» Your task: Look through the listing below and report how many lines contain "Kenyatta", as a bare number.

[Saved data entries]
────────

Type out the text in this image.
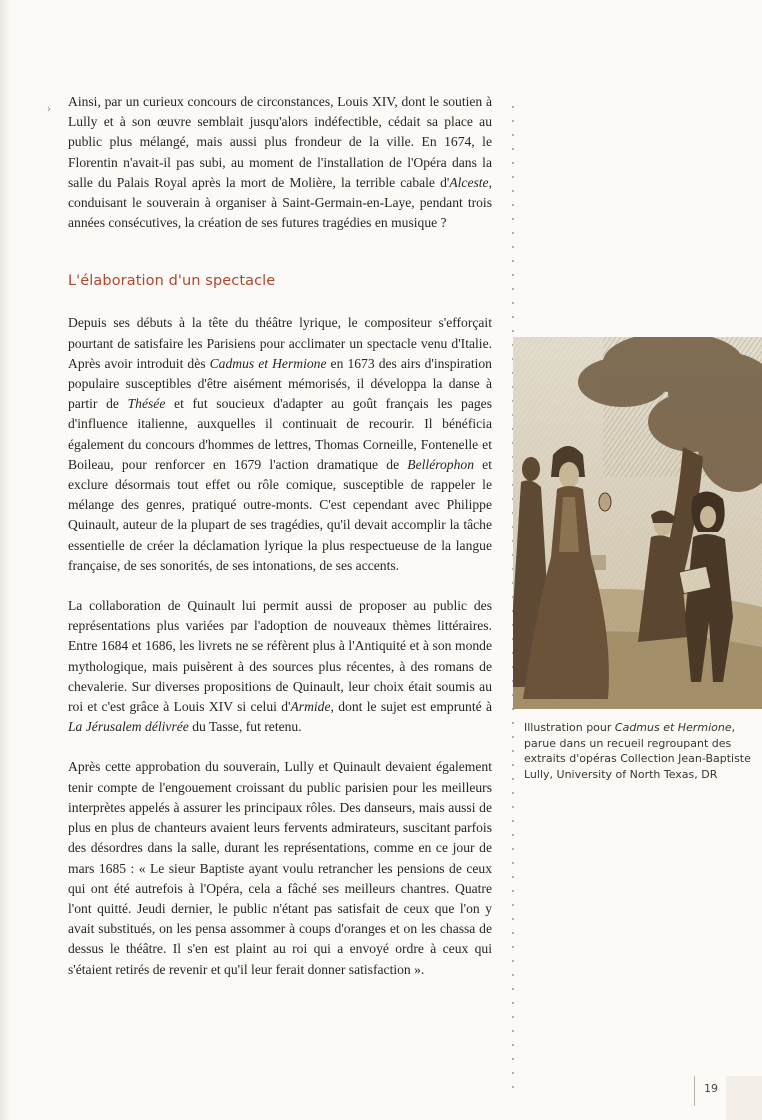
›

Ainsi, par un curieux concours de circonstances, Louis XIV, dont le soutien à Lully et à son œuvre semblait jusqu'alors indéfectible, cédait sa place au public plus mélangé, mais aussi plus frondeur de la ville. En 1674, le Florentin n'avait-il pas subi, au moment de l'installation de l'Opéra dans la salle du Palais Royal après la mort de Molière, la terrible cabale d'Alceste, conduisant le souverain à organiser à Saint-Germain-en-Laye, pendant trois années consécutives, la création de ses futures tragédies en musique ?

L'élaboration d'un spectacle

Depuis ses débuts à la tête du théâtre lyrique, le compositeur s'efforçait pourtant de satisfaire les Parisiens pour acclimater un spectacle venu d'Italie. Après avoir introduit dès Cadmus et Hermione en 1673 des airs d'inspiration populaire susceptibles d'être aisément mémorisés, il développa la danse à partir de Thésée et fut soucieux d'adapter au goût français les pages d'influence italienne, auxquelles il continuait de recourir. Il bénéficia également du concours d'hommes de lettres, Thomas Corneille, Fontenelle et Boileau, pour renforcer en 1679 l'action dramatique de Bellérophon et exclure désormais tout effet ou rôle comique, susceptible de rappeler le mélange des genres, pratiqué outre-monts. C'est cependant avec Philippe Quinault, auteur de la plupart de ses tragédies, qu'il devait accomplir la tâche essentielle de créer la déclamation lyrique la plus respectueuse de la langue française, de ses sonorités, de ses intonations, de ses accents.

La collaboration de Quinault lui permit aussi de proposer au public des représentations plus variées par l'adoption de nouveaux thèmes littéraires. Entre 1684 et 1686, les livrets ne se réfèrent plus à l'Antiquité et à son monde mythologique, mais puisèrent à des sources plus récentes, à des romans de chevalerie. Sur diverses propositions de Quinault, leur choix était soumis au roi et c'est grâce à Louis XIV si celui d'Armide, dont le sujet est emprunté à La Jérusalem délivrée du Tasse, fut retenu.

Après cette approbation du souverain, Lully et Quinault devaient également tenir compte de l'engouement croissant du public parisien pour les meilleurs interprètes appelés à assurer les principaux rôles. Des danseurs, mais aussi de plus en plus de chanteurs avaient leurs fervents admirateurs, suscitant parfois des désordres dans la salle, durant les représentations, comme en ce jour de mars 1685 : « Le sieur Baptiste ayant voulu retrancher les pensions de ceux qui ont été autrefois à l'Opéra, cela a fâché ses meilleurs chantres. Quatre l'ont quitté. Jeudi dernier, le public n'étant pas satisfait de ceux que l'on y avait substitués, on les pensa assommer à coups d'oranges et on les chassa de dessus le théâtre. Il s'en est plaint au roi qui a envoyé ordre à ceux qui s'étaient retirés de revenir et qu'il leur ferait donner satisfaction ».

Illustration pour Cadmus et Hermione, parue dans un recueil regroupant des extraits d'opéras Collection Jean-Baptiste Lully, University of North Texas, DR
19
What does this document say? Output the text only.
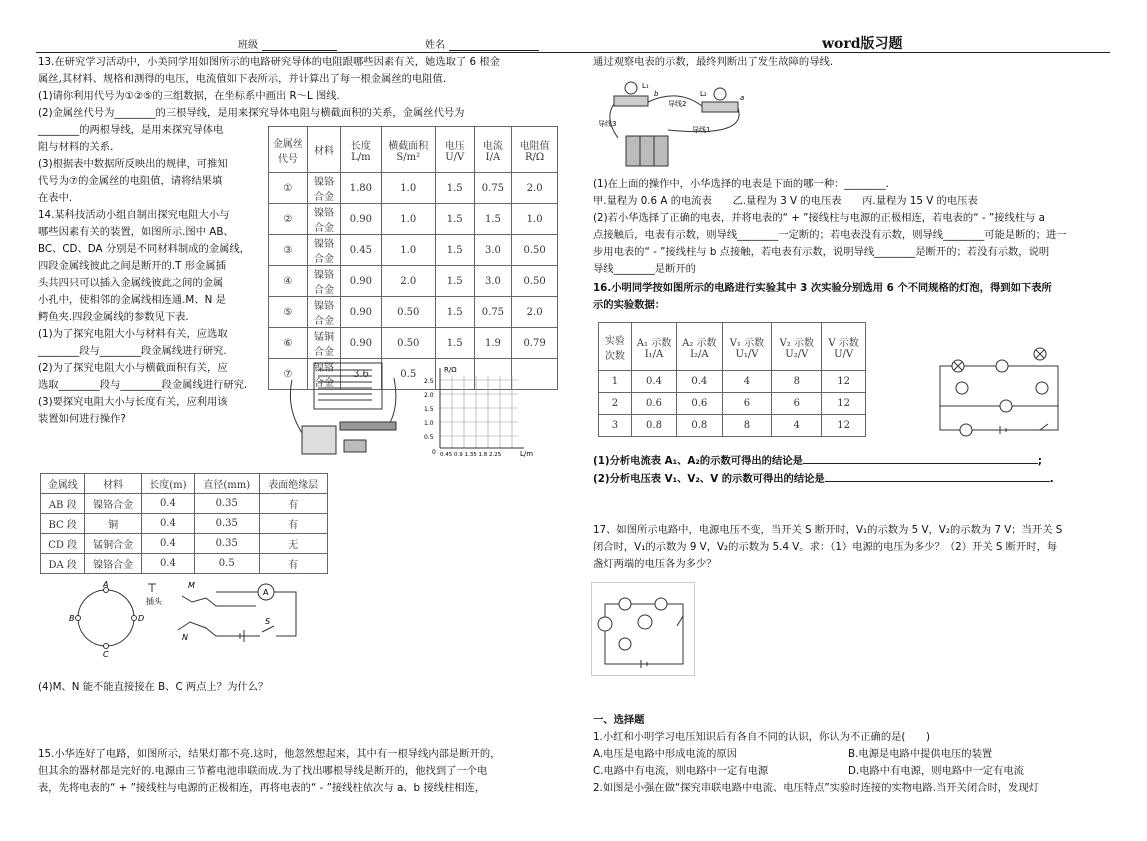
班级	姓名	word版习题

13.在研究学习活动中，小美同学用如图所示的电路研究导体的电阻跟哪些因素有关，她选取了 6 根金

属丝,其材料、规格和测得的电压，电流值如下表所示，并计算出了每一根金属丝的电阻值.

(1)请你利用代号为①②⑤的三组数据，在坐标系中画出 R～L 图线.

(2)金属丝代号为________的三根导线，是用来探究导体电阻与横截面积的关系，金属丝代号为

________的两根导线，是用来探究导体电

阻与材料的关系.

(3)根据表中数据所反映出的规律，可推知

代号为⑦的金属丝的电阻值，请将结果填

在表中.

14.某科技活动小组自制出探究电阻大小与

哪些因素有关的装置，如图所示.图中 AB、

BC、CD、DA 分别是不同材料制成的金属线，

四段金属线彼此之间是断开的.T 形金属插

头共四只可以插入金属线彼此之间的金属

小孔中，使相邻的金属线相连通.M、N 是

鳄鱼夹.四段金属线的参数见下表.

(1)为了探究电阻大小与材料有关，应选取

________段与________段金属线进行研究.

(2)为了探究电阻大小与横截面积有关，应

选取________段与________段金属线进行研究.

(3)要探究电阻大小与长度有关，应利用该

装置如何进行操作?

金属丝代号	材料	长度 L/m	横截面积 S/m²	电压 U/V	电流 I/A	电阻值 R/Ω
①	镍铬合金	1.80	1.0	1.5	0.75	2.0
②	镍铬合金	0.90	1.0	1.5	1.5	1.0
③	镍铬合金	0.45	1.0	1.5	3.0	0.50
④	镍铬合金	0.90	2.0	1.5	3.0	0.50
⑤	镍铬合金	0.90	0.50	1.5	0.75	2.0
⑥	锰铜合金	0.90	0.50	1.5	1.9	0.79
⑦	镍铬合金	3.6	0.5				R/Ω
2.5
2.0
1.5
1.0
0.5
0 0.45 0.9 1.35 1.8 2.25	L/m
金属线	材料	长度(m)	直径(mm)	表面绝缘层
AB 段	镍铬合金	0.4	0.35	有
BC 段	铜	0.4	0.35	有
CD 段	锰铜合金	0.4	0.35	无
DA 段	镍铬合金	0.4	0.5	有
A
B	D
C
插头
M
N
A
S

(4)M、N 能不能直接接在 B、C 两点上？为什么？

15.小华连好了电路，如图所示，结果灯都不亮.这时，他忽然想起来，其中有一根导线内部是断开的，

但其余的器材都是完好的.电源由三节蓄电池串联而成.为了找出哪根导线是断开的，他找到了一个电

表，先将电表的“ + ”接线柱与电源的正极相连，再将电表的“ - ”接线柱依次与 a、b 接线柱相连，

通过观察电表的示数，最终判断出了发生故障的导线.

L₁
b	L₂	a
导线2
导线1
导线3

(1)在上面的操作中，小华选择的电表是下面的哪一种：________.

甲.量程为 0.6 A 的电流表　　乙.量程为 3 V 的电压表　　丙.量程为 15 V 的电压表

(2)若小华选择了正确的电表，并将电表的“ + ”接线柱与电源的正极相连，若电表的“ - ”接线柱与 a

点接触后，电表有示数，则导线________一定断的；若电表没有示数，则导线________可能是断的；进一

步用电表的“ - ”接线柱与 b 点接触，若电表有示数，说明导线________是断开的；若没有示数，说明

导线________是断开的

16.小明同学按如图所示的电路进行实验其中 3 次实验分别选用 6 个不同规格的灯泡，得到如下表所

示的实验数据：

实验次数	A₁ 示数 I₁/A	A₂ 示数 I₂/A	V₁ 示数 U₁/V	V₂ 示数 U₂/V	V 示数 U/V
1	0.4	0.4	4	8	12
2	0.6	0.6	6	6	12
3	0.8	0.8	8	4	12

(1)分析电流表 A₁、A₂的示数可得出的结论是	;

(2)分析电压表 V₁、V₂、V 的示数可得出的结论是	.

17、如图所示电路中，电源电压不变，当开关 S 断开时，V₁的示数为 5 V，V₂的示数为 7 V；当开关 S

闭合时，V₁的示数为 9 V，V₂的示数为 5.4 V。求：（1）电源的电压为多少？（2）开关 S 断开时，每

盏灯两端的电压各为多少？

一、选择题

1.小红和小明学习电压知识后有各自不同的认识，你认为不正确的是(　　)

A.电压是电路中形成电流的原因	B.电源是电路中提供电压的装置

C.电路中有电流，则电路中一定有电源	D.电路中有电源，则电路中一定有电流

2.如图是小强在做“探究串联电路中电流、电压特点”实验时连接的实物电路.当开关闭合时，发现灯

────────

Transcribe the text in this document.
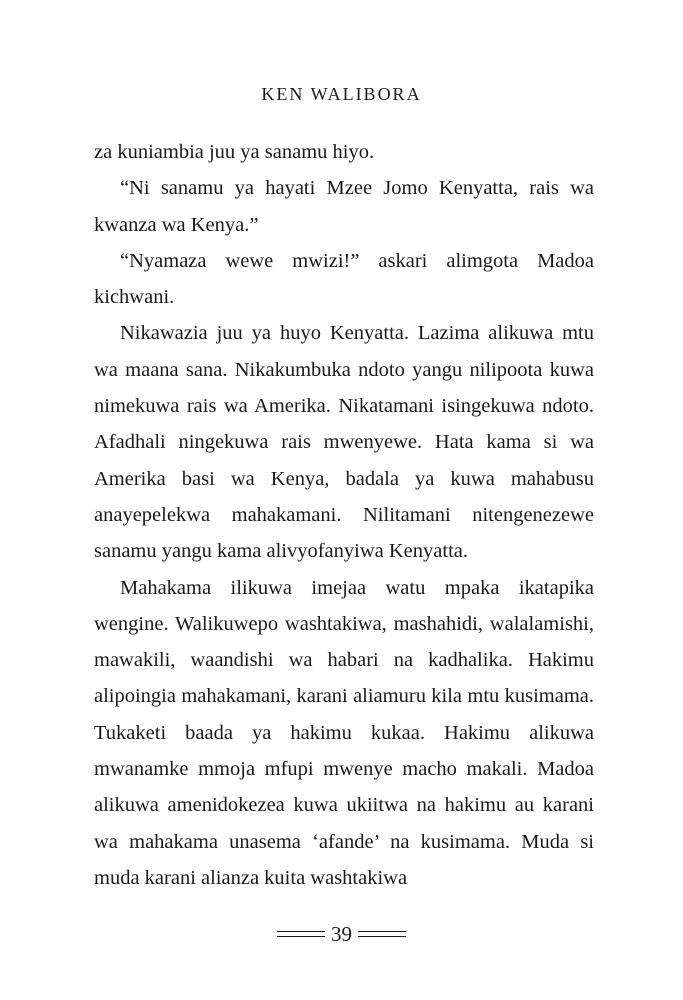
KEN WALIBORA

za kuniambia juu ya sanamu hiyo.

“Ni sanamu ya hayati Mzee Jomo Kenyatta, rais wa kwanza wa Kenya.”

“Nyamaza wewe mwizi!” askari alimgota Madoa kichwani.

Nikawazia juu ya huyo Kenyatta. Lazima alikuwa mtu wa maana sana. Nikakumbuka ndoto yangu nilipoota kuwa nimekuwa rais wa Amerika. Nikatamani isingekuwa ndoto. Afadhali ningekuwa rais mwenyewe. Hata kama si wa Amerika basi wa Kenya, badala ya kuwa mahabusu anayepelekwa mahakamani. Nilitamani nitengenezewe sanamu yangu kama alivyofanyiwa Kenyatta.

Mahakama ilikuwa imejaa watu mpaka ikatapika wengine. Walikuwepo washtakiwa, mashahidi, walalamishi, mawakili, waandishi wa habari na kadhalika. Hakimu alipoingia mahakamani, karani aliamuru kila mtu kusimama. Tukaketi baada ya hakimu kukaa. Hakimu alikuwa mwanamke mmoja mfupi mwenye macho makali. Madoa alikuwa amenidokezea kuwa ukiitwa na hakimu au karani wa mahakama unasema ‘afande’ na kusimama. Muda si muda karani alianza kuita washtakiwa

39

────────

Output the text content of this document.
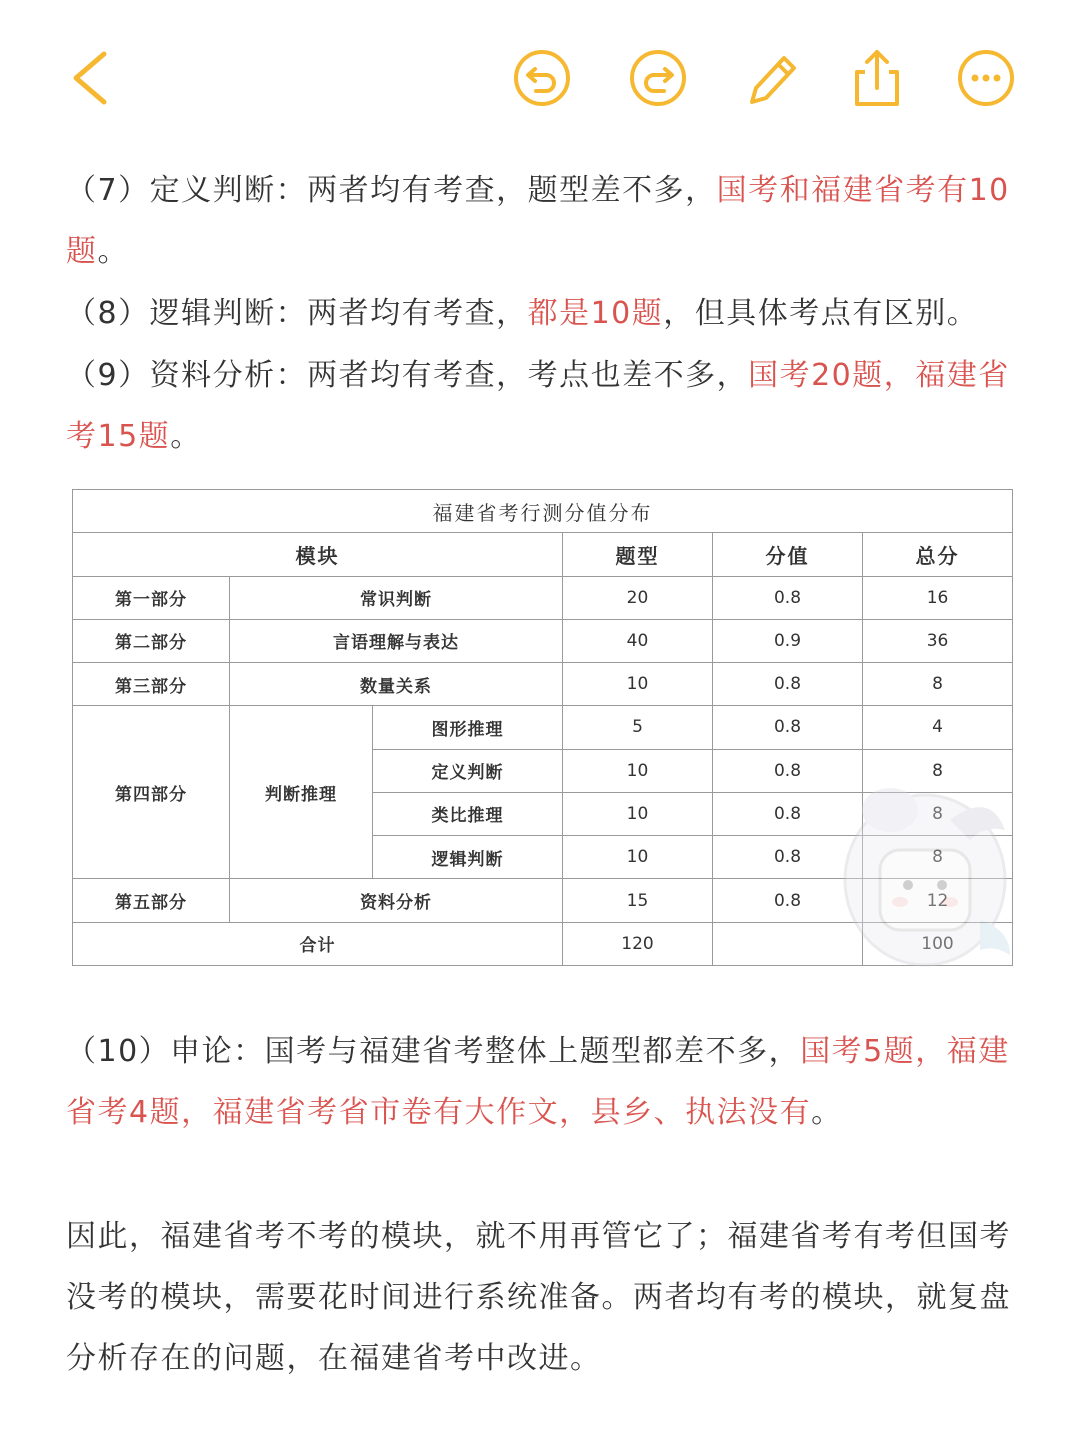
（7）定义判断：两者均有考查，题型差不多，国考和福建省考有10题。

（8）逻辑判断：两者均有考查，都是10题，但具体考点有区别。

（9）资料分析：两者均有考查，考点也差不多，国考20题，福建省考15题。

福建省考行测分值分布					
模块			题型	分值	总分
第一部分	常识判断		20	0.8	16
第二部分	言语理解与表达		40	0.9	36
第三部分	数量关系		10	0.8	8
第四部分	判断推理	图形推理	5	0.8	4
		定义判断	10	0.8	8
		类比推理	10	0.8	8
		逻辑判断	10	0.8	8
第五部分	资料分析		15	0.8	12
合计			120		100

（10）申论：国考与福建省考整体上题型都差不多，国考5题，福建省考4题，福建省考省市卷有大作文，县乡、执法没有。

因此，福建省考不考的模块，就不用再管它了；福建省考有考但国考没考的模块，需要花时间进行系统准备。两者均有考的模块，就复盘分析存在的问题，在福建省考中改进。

────────

» Answer in full: 2